• [To do]: Repeat every record below exactly, but leave out any pictures.

• [Supplied records]:
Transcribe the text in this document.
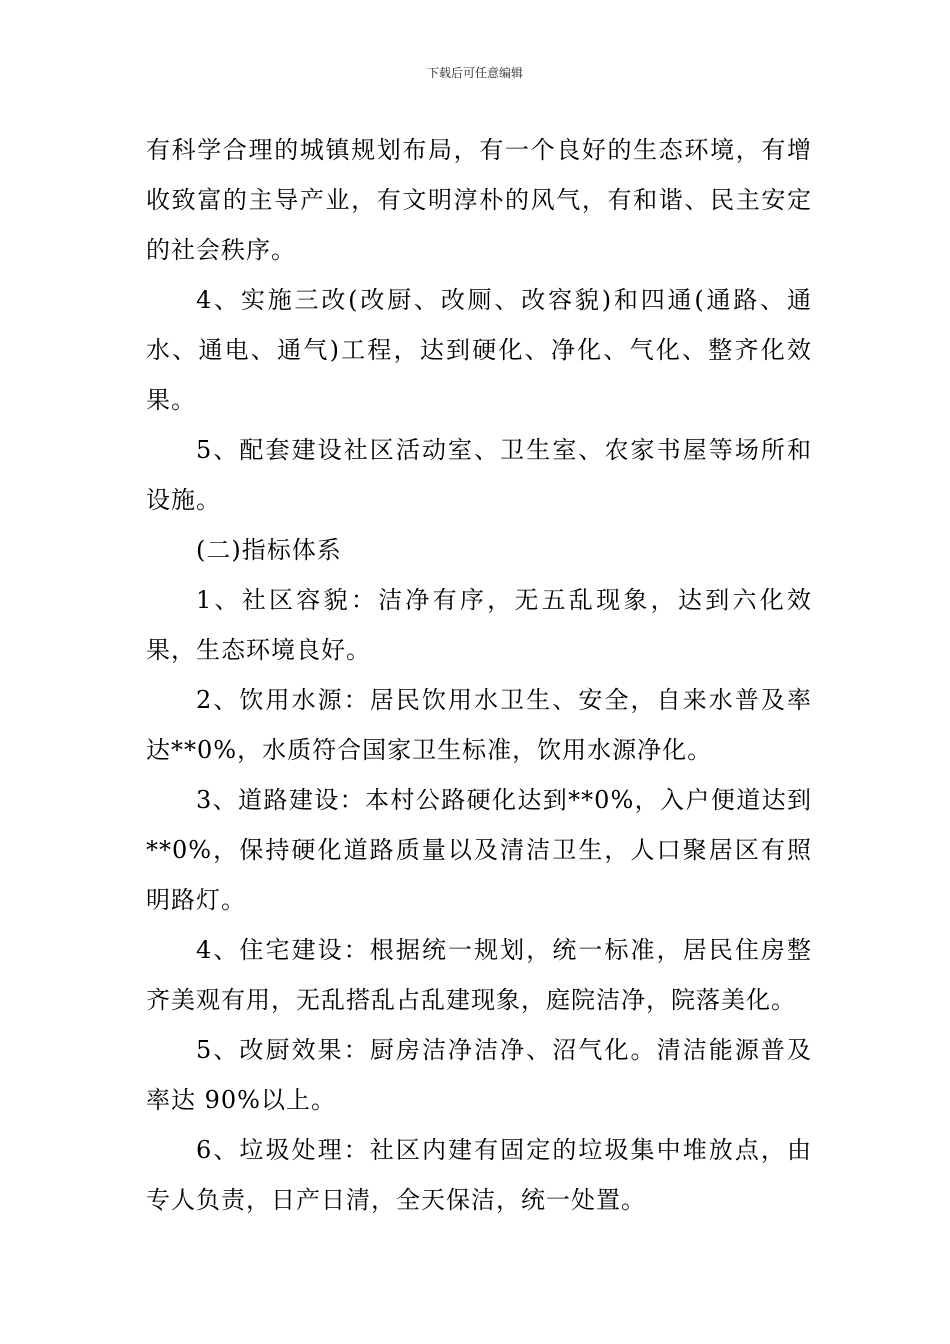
下载后可任意编辑

有科学合理的城镇规划布局，有一个良好的生态环境，有增收致富的主导产业，有文明淳朴的风气，有和谐、民主安定的社会秩序。

4、实施三改(改厨、改厕、改容貌)和四通(通路、通水、通电、通气)工程，达到硬化、净化、气化、整齐化效果。

5、配套建设社区活动室、卫生室、农家书屋等场所和设施。

(二)指标体系

1、社区容貌：洁净有序，无五乱现象，达到六化效果，生态环境良好。

2、饮用水源：居民饮用水卫生、安全，自来水普及率达**0%，水质符合国家卫生标准，饮用水源净化。

3、道路建设：本村公路硬化达到**0%，入户便道达到**0%，保持硬化道路质量以及清洁卫生，人口聚居区有照明路灯。

4、住宅建设：根据统一规划，统一标准，居民住房整齐美观有用，无乱搭乱占乱建现象，庭院洁净，院落美化。

5、改厨效果：厨房洁净洁净、沼气化。清洁能源普及率达 90%以上。

6、垃圾处理：社区内建有固定的垃圾集中堆放点，由专人负责，日产日清，全天保洁，统一处置。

• [Result below]:
Transcribe the text in this document.
下载后可任意编辑

有科学合理的城镇规划布局，有一个良好的生态环境，有增收致富的主导产业，有文明淳朴的风气，有和谐、民主安定的社会秩序。

4、实施三改(改厨、改厕、改容貌)和四通(通路、通水、通电、通气)工程，达到硬化、净化、气化、整齐化效果。

5、配套建设社区活动室、卫生室、农家书屋等场所和设施。

(二)指标体系

1、社区容貌：洁净有序，无五乱现象，达到六化效果，生态环境良好。

2、饮用水源：居民饮用水卫生、安全，自来水普及率达**0%，水质符合国家卫生标准，饮用水源净化。

3、道路建设：本村公路硬化达到**0%，入户便道达到**0%，保持硬化道路质量以及清洁卫生，人口聚居区有照明路灯。

4、住宅建设：根据统一规划，统一标准，居民住房整齐美观有用，无乱搭乱占乱建现象，庭院洁净，院落美化。

5、改厨效果：厨房洁净洁净、沼气化。清洁能源普及率达 90%以上。

6、垃圾处理：社区内建有固定的垃圾集中堆放点，由专人负责，日产日清，全天保洁，统一处置。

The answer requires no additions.